◆ Excerpted records ◆

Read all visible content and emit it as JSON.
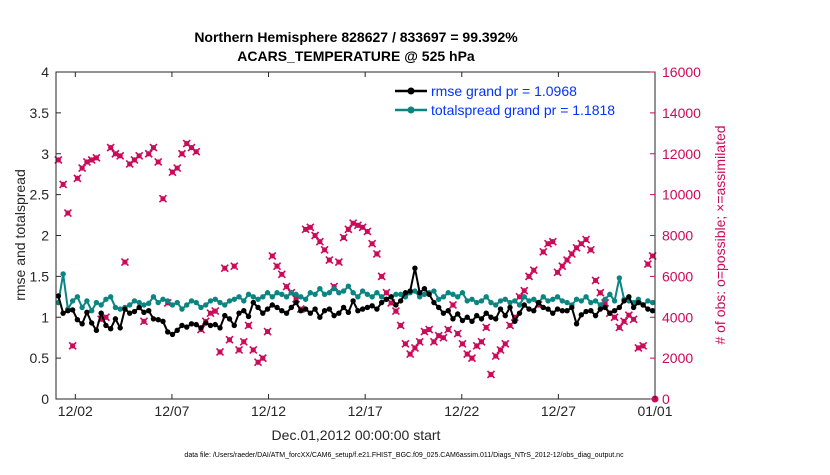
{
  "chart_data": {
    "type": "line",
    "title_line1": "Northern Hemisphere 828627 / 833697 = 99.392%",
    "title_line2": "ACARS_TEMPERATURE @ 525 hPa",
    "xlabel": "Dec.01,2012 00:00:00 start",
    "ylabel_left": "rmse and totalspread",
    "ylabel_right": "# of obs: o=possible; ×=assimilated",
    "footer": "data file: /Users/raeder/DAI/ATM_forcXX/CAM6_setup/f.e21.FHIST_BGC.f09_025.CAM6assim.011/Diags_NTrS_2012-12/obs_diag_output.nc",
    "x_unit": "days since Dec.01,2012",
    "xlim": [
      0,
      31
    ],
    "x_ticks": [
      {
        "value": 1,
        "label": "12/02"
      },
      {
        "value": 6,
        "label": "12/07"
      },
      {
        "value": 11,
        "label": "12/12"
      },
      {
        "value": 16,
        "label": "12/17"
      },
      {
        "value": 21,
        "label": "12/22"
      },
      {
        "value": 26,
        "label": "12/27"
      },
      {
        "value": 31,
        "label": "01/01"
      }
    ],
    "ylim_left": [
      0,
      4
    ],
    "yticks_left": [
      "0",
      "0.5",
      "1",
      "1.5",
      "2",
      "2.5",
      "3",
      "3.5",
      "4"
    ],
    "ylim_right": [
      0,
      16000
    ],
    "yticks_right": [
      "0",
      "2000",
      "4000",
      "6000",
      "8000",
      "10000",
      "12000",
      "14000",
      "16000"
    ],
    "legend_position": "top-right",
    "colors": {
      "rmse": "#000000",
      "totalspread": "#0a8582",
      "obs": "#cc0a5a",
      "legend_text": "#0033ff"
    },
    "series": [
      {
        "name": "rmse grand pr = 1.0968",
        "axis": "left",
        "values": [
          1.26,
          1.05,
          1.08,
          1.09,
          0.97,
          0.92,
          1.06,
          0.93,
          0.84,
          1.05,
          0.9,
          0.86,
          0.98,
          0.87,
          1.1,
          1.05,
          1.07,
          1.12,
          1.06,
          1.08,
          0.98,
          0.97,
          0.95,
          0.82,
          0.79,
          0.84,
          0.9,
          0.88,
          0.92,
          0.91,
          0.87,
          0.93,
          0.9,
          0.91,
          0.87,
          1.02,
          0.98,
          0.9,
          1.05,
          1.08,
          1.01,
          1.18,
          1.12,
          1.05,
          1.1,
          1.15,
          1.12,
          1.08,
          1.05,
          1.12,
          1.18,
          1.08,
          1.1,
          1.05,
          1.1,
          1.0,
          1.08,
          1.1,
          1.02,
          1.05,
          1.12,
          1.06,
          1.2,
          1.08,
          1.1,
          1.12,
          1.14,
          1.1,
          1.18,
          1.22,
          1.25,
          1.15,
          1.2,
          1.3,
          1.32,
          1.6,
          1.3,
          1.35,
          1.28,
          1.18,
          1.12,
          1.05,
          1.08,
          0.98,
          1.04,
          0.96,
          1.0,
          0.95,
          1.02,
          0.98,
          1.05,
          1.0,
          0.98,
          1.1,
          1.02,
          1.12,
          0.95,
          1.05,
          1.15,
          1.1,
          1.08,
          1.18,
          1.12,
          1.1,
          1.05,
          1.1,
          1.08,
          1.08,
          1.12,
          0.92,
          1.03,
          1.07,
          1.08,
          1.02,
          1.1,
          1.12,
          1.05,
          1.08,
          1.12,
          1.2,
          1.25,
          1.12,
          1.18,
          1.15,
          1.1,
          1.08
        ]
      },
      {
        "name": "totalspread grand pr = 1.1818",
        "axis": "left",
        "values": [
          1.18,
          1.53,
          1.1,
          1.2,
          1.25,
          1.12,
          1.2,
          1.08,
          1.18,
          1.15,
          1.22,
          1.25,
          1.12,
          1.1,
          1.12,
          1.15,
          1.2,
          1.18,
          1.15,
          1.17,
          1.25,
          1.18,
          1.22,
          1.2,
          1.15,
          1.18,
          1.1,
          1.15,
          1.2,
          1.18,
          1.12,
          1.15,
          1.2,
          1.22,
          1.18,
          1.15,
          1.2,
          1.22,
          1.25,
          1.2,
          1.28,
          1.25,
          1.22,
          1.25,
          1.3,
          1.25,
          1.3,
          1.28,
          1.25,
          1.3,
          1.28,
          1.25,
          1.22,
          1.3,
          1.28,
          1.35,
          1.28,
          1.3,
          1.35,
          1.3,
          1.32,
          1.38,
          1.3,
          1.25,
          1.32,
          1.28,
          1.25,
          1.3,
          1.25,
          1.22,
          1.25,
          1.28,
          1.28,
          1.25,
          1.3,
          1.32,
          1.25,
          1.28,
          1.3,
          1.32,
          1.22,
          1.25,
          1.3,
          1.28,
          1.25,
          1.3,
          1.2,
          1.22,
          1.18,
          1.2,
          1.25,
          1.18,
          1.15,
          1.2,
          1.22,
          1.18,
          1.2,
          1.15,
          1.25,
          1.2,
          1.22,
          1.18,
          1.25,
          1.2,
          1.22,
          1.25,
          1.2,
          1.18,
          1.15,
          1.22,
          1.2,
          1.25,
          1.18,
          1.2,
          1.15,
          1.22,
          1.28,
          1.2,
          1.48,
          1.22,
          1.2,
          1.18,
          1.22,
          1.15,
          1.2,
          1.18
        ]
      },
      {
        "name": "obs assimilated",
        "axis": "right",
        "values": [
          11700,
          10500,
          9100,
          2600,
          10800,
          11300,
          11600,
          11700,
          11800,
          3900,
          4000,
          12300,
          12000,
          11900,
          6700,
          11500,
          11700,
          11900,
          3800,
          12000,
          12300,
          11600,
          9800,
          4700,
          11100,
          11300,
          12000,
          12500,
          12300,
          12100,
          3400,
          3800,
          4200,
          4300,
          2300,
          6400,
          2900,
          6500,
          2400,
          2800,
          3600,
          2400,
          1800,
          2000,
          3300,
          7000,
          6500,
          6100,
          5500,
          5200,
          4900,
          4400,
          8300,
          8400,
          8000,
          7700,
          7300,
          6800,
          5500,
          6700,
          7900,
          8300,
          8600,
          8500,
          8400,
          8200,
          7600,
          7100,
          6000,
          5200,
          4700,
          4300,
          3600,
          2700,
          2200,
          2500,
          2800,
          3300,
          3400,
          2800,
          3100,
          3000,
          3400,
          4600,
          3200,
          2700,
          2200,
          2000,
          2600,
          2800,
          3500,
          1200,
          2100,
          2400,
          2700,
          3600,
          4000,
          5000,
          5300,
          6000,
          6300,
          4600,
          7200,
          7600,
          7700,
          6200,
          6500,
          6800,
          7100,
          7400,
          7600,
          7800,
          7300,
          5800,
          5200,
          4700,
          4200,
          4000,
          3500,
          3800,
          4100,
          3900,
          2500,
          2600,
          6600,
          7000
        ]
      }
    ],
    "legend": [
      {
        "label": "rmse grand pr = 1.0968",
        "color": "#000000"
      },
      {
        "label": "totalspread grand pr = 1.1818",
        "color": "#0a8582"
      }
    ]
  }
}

==

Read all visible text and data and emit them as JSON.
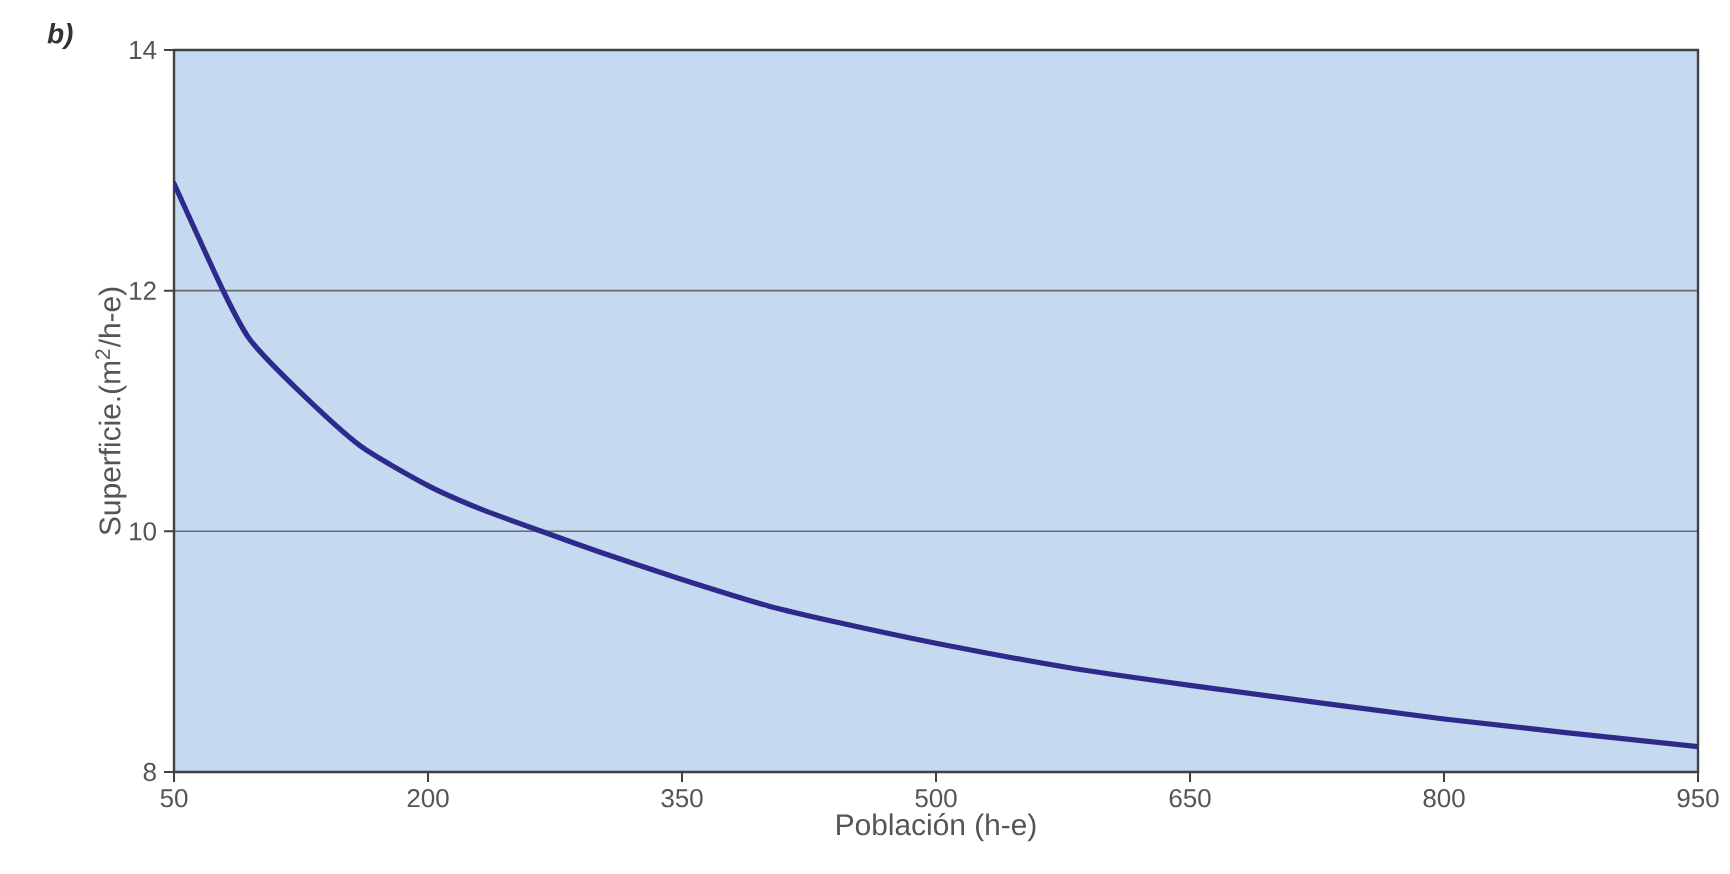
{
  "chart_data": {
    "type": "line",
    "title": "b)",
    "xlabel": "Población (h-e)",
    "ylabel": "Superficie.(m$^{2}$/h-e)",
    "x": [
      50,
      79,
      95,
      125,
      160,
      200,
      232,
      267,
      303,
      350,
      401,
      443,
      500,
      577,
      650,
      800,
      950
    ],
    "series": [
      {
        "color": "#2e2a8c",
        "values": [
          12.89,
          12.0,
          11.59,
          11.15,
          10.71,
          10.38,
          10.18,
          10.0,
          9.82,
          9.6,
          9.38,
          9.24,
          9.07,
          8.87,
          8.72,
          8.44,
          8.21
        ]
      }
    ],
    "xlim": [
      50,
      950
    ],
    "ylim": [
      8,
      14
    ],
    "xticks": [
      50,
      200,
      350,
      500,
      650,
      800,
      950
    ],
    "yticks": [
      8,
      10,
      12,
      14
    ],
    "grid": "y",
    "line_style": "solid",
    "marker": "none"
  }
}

◆ Requirements ◆
Find every line containing the word "totalspread", then give the total and nothing more.

◆ Solution below ◆
4